### Your goal
Write out each line of the records that has "significance" in it.

### Rendered page images
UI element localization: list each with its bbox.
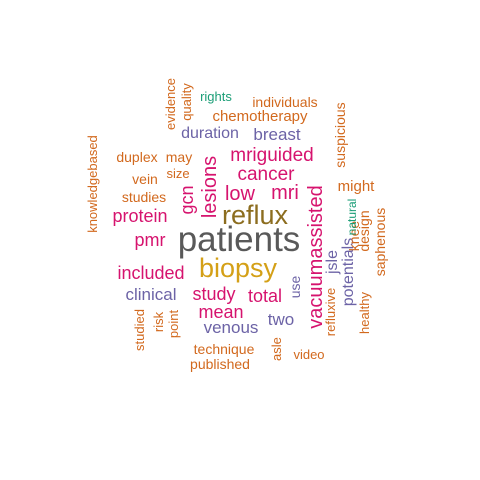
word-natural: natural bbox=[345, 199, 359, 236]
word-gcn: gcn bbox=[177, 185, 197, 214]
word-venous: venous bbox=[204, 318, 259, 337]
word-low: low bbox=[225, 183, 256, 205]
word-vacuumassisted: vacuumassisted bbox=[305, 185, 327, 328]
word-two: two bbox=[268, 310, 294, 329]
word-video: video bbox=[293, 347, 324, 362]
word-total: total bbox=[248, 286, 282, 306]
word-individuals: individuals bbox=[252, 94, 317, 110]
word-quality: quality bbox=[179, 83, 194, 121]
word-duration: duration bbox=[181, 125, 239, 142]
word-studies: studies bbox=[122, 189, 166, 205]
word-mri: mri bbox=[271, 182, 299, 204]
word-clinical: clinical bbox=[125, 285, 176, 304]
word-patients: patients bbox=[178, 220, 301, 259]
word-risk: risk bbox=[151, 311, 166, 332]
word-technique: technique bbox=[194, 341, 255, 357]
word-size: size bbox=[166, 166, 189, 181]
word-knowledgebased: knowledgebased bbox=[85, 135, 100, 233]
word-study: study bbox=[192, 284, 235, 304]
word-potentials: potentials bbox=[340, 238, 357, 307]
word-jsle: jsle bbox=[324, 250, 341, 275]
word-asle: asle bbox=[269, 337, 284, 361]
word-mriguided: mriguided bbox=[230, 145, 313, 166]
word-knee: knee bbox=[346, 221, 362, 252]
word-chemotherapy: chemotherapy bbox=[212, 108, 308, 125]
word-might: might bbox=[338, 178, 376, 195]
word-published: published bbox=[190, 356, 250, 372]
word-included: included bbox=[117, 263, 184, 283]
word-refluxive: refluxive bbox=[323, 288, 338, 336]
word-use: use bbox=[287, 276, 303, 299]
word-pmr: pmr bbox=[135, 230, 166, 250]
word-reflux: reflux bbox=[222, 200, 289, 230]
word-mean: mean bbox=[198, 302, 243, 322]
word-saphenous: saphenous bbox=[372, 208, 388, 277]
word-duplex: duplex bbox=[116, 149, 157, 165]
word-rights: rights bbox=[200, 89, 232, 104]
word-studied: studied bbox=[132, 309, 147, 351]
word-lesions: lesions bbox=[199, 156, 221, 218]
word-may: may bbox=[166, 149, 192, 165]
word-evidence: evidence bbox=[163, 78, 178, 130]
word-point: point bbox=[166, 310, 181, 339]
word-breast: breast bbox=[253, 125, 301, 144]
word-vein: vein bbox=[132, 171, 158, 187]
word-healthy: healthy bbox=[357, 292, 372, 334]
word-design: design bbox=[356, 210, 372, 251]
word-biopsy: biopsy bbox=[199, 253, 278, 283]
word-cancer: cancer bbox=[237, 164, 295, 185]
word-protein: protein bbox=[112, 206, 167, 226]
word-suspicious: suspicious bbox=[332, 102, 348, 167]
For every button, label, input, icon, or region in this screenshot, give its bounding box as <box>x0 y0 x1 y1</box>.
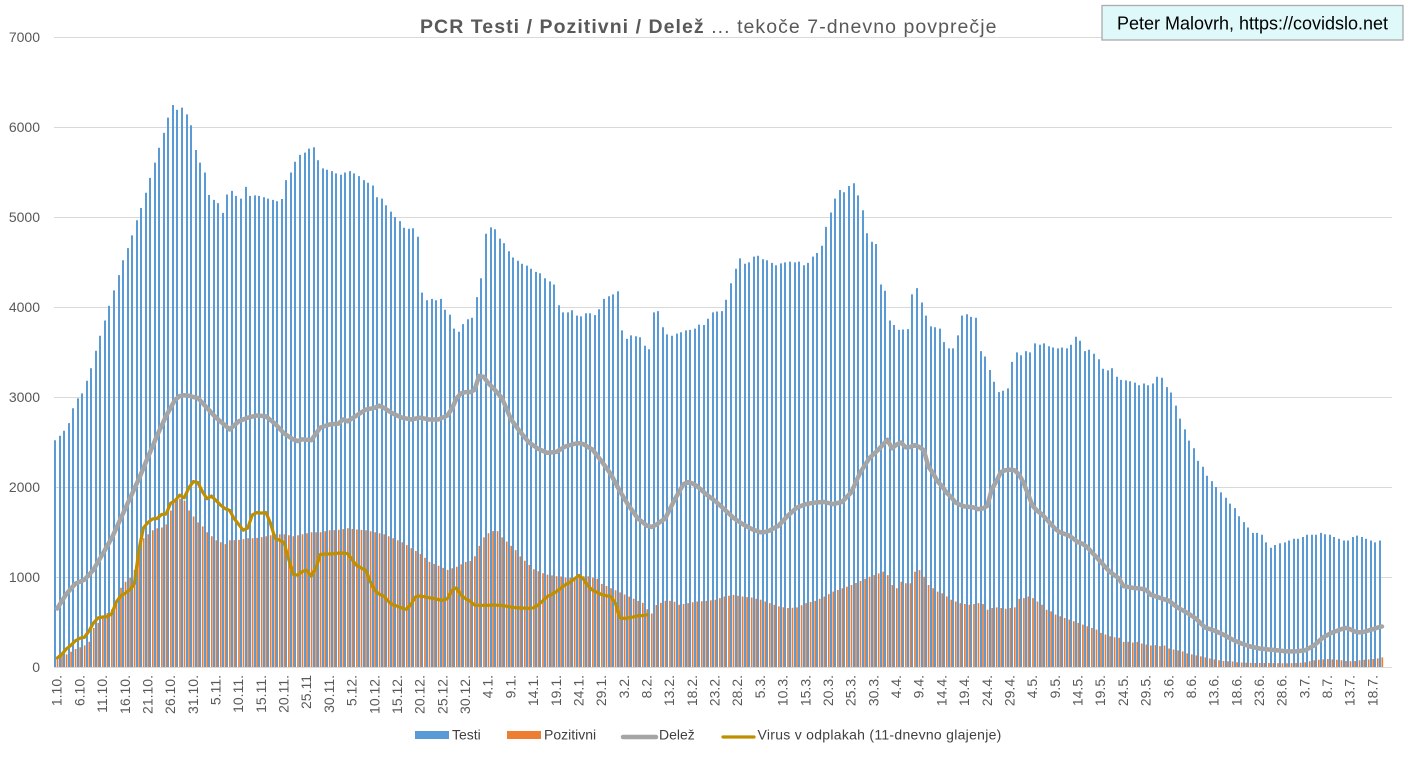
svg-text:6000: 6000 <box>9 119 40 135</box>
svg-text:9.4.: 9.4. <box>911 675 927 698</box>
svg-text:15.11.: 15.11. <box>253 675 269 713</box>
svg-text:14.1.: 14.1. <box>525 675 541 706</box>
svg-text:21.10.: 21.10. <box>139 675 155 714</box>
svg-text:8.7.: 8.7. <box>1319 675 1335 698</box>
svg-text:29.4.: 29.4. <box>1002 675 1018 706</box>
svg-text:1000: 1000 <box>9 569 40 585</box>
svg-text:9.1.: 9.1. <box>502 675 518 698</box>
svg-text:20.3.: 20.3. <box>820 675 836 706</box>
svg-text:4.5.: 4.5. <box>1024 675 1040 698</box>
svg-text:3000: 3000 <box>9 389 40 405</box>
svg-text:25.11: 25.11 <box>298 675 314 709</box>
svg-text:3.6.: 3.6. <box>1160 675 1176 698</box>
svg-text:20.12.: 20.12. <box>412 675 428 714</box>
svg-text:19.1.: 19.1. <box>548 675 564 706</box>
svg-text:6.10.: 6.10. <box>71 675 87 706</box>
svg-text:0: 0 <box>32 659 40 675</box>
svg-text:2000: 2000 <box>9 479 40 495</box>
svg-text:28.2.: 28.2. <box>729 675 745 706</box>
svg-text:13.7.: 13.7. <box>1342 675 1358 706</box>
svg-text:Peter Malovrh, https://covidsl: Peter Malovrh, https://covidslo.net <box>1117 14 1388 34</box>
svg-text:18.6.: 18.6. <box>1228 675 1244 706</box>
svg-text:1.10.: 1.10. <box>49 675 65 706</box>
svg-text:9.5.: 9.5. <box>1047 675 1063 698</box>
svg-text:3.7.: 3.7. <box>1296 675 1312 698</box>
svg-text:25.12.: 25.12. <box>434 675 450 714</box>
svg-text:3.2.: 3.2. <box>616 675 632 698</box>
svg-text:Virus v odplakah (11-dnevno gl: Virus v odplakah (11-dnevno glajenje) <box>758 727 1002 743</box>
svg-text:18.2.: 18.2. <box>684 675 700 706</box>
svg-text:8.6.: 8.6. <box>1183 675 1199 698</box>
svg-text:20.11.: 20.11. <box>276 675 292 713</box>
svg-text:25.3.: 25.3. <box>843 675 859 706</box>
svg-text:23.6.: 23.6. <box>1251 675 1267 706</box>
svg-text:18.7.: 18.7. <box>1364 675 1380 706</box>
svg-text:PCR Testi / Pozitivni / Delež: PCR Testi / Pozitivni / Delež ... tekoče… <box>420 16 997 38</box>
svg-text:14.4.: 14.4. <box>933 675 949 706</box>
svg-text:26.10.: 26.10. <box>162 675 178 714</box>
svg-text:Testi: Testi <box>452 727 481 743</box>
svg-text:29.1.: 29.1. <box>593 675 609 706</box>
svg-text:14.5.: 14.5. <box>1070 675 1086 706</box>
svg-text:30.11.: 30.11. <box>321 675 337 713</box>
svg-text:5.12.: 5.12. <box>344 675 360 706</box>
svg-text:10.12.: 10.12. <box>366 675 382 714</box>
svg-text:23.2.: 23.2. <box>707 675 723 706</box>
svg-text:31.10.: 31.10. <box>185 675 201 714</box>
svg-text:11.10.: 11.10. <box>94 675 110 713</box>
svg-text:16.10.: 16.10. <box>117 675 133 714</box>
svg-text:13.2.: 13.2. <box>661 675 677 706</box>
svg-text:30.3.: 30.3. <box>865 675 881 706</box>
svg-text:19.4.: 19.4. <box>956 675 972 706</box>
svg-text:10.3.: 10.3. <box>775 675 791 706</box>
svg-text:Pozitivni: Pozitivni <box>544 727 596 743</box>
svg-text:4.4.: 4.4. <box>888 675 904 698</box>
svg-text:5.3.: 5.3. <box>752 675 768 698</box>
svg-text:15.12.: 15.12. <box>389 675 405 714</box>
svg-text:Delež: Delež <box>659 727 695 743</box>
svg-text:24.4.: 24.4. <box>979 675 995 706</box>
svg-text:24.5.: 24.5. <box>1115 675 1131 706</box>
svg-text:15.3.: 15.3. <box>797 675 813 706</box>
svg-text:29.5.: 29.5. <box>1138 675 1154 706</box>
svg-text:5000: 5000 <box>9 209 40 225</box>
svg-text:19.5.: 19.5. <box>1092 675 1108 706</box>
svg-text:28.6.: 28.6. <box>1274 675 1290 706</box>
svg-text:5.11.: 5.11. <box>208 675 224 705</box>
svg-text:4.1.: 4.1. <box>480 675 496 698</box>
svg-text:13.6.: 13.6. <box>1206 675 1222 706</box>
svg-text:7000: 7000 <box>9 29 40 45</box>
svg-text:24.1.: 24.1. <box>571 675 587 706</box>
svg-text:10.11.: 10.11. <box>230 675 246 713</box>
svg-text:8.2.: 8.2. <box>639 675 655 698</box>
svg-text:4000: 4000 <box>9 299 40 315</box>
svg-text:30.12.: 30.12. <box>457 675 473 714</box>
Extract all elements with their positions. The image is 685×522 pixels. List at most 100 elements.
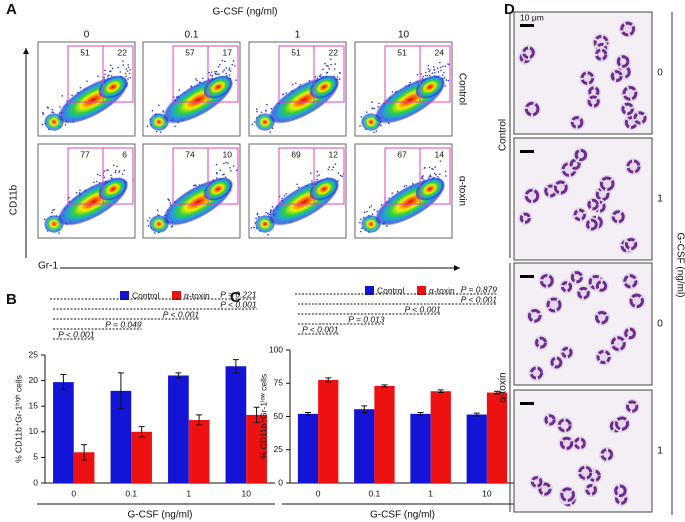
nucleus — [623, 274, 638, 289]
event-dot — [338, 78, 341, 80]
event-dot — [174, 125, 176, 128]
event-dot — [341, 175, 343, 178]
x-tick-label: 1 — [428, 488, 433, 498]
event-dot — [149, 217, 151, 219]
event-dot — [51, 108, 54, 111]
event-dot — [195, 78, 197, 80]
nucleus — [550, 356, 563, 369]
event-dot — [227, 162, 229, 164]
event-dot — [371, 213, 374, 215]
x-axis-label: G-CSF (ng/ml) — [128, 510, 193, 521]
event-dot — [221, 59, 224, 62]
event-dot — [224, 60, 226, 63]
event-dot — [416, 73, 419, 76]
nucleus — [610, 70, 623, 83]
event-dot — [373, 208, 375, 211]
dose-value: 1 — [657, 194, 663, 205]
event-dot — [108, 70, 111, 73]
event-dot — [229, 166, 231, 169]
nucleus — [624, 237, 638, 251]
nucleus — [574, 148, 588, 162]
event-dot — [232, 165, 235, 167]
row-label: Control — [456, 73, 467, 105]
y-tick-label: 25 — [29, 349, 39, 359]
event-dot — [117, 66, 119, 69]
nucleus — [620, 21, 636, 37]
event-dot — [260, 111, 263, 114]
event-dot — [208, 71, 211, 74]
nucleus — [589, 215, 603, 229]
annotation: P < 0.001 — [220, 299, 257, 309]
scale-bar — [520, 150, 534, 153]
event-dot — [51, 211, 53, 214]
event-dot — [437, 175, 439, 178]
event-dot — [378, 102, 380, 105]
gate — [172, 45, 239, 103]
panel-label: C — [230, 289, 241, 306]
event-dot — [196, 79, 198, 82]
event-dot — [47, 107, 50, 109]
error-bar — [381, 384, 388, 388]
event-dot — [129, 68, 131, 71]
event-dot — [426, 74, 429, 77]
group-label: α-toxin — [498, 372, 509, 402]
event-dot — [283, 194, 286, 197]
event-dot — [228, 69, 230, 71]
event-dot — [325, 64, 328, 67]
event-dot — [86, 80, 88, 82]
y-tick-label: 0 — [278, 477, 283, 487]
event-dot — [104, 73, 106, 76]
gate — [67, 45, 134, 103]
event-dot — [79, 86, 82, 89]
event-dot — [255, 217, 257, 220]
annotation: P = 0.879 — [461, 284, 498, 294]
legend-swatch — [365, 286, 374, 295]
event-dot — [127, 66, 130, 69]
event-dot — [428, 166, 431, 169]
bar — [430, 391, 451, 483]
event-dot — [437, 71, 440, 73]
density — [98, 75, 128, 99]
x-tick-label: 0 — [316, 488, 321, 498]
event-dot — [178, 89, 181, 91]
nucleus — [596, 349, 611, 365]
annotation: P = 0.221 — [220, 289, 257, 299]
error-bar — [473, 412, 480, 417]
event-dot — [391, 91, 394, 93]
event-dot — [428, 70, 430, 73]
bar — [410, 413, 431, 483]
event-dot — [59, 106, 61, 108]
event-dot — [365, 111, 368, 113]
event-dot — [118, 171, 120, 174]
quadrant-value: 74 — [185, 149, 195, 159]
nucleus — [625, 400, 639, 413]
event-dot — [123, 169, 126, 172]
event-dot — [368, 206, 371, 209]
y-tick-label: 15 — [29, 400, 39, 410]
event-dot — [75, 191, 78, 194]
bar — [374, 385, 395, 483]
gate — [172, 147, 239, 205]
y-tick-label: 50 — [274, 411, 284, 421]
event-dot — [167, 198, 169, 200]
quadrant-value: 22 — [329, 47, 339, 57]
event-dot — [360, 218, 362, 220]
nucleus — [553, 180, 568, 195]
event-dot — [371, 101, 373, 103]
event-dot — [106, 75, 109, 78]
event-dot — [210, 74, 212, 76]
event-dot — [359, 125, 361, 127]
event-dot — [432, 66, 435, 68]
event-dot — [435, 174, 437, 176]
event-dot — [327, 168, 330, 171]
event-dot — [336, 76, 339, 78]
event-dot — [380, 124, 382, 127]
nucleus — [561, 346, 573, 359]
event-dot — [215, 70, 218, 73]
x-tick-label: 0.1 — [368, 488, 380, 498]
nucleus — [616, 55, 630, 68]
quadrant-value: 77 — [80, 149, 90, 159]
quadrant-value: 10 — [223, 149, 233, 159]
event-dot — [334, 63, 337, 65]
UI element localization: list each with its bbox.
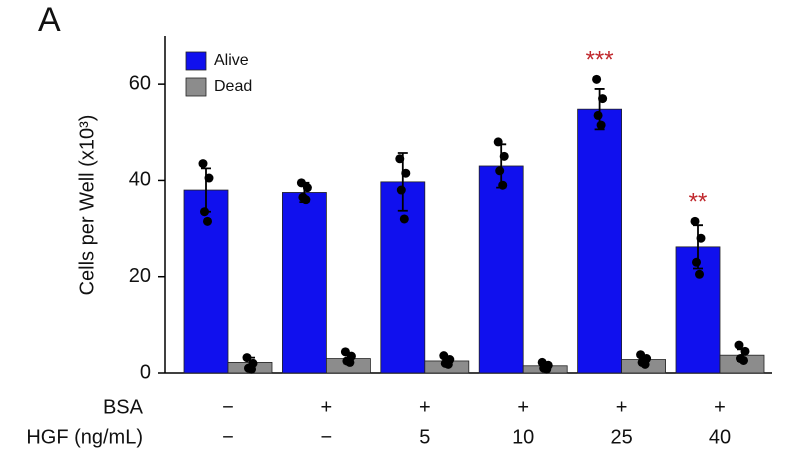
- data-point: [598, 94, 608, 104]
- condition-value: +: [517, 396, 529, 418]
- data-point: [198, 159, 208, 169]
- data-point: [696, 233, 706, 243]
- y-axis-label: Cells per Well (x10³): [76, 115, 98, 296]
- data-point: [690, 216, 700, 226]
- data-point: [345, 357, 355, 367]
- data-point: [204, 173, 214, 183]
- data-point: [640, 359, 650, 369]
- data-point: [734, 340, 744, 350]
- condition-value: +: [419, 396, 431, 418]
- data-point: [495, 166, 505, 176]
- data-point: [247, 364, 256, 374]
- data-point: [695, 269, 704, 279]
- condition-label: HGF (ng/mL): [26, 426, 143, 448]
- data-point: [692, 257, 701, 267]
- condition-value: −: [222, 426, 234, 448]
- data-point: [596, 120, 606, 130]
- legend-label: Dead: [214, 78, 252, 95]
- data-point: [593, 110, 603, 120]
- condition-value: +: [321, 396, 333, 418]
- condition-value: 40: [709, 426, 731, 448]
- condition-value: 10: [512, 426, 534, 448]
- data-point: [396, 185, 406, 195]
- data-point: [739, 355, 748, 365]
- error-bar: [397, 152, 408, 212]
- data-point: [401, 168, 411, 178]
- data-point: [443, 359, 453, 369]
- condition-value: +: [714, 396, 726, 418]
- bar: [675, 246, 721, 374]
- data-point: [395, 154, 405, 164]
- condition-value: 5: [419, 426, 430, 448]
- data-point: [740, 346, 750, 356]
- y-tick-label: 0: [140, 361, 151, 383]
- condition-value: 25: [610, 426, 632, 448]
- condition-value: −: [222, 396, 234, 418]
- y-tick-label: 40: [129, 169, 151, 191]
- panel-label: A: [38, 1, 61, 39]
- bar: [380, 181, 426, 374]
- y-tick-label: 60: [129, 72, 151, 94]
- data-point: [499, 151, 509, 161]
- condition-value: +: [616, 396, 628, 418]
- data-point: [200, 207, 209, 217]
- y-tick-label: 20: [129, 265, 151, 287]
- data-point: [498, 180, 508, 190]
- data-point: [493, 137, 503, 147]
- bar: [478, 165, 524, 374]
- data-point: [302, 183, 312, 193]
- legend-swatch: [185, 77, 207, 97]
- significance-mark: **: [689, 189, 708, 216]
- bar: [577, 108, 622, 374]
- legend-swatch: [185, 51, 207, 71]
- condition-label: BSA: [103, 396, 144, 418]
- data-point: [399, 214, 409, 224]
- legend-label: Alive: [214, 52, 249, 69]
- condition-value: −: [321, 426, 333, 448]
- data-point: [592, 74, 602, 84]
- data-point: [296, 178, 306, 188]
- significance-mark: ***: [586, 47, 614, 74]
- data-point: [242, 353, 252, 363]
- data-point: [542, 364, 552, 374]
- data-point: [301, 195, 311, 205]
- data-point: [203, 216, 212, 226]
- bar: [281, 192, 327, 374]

### Answer below
- significance-mark: **: [689, 189, 708, 216]
- significance-mark: ***: [586, 47, 614, 74]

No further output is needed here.